Required work:
A) Reproduce part of the xanthene passage word for word, starting at the words "In the field" and stopping after "improved therapeutic efficacy.".
B) According to the xanthene passage, what compound was used to synthesize the anti-cancer agents?

#### Page extract

In the field of pharmaceutical chemistry, the anti-cancer activity of such compounds received great attention. For both medicinal and industrial studies. Xanthene derivatives are important class of compounds that have had many applications and this enhanced their uses in recent years. Xanthene and its derivatives are extensively used scaffolds in drug designing and the development of novel anti-cancer agents due to their large pharmaceutical applications.

Objective

The 3,3-dimethyl-2,3-dihydro-1-xanthen-1-one was used to synthesise anti-cancer agents of fused pyran, pyridine, pyridazine, and thiophene derivatives. As the potentially privileged scaffolds, xanthene-fused bicyclic heterocycles may be used to discover new drugs with similar biological targets and improved therapeutic efficacy.

########
#### Source material

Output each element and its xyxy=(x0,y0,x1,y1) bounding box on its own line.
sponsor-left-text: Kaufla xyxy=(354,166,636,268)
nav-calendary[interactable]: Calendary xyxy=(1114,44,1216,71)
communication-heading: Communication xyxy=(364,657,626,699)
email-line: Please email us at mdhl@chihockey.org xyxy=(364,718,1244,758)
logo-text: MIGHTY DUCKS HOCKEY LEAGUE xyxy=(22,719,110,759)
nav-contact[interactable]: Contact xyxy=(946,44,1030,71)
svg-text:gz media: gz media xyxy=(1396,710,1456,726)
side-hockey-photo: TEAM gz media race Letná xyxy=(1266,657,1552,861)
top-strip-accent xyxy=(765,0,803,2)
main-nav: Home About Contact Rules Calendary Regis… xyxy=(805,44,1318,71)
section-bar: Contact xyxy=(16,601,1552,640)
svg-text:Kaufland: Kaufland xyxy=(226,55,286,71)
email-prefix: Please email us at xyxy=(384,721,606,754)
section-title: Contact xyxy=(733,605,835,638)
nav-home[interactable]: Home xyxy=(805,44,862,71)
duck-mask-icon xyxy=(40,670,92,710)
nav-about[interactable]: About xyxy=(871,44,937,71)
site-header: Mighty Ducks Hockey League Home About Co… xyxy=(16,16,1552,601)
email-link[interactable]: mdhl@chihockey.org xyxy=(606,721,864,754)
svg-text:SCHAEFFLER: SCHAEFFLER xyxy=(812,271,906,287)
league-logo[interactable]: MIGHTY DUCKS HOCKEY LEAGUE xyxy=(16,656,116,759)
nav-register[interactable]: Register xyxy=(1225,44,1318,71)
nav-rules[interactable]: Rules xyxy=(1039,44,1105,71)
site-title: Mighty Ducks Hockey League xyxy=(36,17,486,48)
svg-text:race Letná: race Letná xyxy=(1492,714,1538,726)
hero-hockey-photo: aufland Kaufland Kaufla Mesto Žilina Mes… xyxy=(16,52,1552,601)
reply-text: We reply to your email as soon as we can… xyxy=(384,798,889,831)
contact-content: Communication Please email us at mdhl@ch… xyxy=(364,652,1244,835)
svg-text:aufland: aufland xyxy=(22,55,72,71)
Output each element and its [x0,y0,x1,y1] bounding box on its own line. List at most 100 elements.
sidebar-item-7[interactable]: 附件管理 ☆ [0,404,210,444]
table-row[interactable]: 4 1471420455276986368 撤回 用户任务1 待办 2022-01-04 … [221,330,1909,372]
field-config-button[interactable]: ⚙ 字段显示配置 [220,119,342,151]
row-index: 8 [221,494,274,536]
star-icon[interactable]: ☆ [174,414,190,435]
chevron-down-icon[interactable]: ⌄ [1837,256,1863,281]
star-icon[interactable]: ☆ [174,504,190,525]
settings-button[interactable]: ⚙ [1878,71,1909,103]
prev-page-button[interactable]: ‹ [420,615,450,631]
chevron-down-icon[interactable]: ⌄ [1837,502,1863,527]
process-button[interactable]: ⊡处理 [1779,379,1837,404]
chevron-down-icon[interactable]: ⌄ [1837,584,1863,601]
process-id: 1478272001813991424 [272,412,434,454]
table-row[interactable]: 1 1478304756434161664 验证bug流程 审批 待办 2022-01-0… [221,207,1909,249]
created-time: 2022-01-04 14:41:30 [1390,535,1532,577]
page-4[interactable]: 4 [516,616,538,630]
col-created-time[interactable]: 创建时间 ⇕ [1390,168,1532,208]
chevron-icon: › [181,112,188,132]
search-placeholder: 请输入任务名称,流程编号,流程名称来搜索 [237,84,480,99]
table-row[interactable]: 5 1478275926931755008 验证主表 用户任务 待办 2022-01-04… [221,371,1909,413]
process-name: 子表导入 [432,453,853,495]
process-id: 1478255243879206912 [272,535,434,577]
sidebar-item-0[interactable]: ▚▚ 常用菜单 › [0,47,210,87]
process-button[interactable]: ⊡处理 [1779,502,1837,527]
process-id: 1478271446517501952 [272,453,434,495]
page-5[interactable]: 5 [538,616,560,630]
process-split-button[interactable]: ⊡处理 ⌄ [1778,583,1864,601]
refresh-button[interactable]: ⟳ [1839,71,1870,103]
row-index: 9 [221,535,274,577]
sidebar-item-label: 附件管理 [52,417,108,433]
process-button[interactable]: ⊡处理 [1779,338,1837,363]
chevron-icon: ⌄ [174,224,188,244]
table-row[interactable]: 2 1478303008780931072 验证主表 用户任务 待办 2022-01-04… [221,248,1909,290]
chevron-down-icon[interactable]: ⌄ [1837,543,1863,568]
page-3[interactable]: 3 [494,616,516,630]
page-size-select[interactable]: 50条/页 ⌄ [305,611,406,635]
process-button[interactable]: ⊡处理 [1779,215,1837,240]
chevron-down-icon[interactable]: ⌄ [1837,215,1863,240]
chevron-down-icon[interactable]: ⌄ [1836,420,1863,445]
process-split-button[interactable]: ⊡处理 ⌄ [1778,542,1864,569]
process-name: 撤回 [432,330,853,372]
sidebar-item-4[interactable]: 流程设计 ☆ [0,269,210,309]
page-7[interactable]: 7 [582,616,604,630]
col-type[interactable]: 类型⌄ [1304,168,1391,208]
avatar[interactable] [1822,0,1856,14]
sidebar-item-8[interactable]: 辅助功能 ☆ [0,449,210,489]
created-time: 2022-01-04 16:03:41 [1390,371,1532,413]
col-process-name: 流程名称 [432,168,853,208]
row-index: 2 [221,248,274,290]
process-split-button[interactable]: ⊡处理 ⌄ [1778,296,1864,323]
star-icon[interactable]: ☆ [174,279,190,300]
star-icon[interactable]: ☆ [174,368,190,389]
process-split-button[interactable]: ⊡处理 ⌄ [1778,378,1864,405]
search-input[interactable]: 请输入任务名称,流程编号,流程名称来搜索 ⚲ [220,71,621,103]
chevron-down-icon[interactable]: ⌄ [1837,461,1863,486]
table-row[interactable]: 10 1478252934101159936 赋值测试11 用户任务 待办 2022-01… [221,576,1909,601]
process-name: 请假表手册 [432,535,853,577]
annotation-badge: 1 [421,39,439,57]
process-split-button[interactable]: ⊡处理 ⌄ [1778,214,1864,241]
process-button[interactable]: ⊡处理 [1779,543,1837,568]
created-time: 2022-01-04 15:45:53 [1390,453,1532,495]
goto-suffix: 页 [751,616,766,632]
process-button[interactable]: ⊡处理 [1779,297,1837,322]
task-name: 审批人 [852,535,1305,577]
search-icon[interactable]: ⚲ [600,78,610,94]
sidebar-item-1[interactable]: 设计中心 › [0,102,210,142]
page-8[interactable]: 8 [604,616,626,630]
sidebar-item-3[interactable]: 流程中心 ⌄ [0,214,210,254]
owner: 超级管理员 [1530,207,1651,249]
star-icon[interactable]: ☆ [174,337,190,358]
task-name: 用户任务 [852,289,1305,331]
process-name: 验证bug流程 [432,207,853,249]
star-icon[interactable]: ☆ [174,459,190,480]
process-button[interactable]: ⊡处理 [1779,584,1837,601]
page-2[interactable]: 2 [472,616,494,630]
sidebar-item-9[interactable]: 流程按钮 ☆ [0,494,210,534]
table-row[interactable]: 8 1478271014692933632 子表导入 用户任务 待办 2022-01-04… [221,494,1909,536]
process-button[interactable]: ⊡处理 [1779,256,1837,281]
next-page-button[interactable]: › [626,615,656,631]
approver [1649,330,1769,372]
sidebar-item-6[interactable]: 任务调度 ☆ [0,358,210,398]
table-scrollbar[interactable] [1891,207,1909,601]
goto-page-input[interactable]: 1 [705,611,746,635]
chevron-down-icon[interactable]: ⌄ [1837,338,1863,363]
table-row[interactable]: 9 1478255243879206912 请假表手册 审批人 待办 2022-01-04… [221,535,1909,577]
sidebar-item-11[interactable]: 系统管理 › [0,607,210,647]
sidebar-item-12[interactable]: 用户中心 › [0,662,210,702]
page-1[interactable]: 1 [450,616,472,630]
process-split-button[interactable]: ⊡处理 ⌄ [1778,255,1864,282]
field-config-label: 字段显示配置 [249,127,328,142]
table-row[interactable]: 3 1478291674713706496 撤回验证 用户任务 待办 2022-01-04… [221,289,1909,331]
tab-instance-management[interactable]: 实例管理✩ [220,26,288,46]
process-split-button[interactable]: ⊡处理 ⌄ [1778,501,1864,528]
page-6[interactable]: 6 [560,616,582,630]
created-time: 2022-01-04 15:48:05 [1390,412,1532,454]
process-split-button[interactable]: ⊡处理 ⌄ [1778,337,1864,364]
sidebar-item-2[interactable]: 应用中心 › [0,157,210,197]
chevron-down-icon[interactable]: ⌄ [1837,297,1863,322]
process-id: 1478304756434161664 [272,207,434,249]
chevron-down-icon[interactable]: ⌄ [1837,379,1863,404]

########

Task-by-task outputs:
A)
In the field of pharmaceutical chemistry, the anti-cancer activity of such compounds received great attention. For both medicinal and industrial studies. Xanthene derivatives are important class of compounds that have had many applications and this enhanced their uses in recent years. Xanthene and its derivatives are extensively used scaffolds in drug designing and the development of novel anti-cancer agents due to their large pharmaceutical applications.

Objective

The 3,3-dimethyl-2,3-dihydro-1-xanthen-1-one was used to synthesise anti-cancer agents of fused pyran, pyridine, pyridazine, and thiophene derivatives. As the potentially privileged scaffolds, xanthene-fused bicyclic heterocycles may be used to discover new drugs with similar biological targets and improved therapeutic efficacy.

B) 3,3-dimethyl-2,3-dihydro-1-xanthen-1-one